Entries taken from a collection

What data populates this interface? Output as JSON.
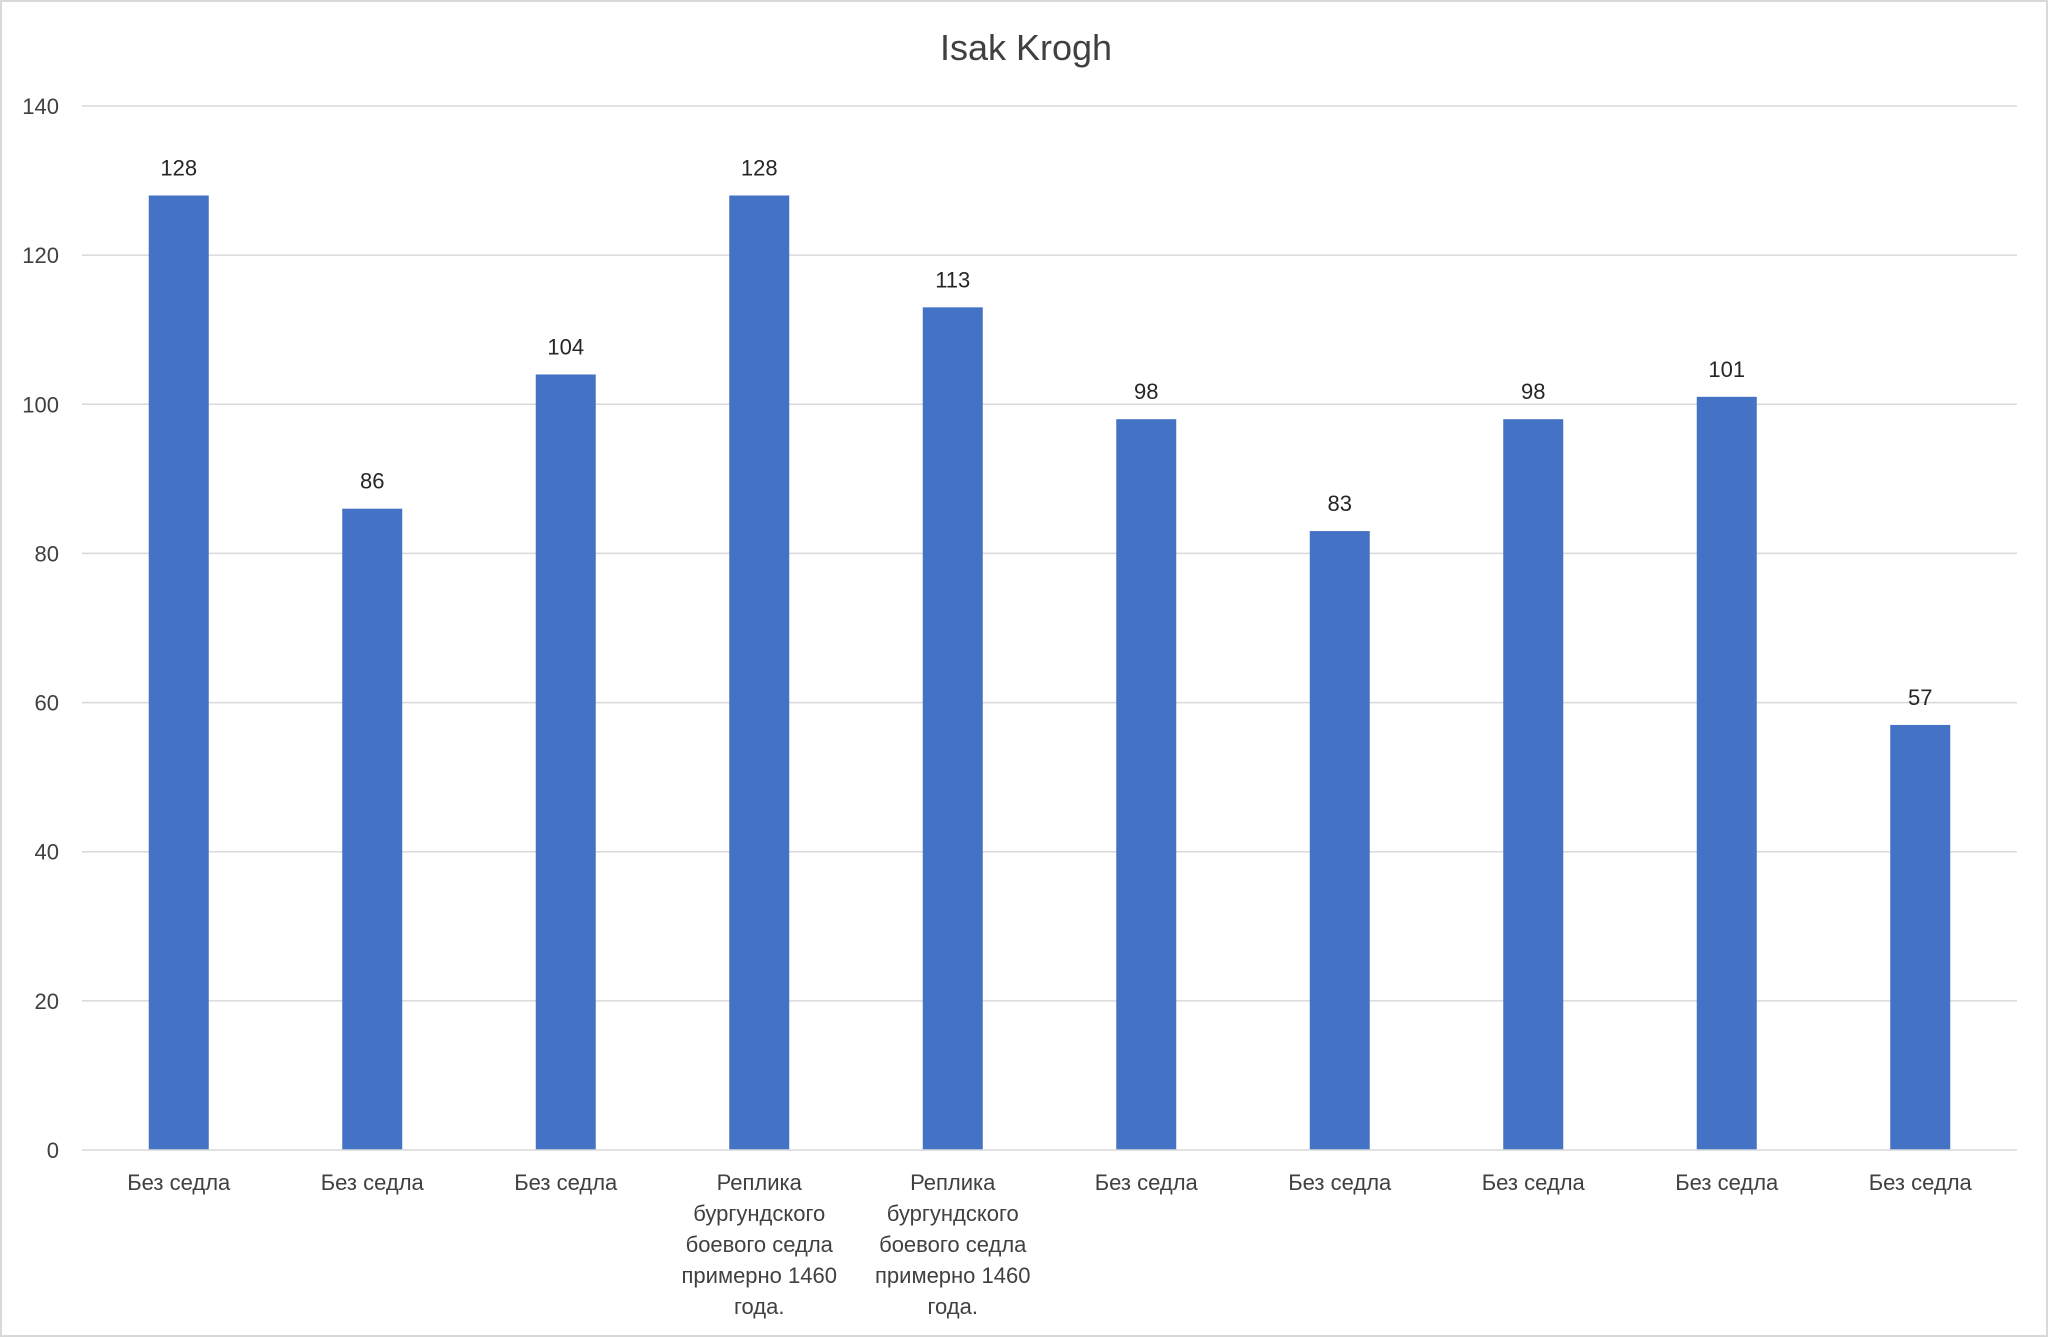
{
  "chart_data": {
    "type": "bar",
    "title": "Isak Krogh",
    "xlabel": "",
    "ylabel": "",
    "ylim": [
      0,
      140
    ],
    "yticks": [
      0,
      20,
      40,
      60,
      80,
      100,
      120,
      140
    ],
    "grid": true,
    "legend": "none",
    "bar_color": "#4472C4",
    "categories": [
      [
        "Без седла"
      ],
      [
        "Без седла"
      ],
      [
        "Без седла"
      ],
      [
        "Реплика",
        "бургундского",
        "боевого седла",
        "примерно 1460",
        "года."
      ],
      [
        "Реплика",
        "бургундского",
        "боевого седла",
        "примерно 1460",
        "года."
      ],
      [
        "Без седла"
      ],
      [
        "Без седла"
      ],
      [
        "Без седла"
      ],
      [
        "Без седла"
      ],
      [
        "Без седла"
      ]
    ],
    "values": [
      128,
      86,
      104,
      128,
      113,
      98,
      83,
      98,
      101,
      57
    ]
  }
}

Set exercise
Transcribe every entry word for word, but skip the pictures.

Worked solution
What data populates this interface? Output as JSON.
{
  "chart_data": {
    "type": "bar",
    "title": "Isak Krogh",
    "xlabel": "",
    "ylabel": "",
    "ylim": [
      0,
      140
    ],
    "yticks": [
      0,
      20,
      40,
      60,
      80,
      100,
      120,
      140
    ],
    "grid": true,
    "legend": "none",
    "bar_color": "#4472C4",
    "categories": [
      [
        "Без седла"
      ],
      [
        "Без седла"
      ],
      [
        "Без седла"
      ],
      [
        "Реплика",
        "бургундского",
        "боевого седла",
        "примерно 1460",
        "года."
      ],
      [
        "Реплика",
        "бургундского",
        "боевого седла",
        "примерно 1460",
        "года."
      ],
      [
        "Без седла"
      ],
      [
        "Без седла"
      ],
      [
        "Без седла"
      ],
      [
        "Без седла"
      ],
      [
        "Без седла"
      ]
    ],
    "values": [
      128,
      86,
      104,
      128,
      113,
      98,
      83,
      98,
      101,
      57
    ]
  }
}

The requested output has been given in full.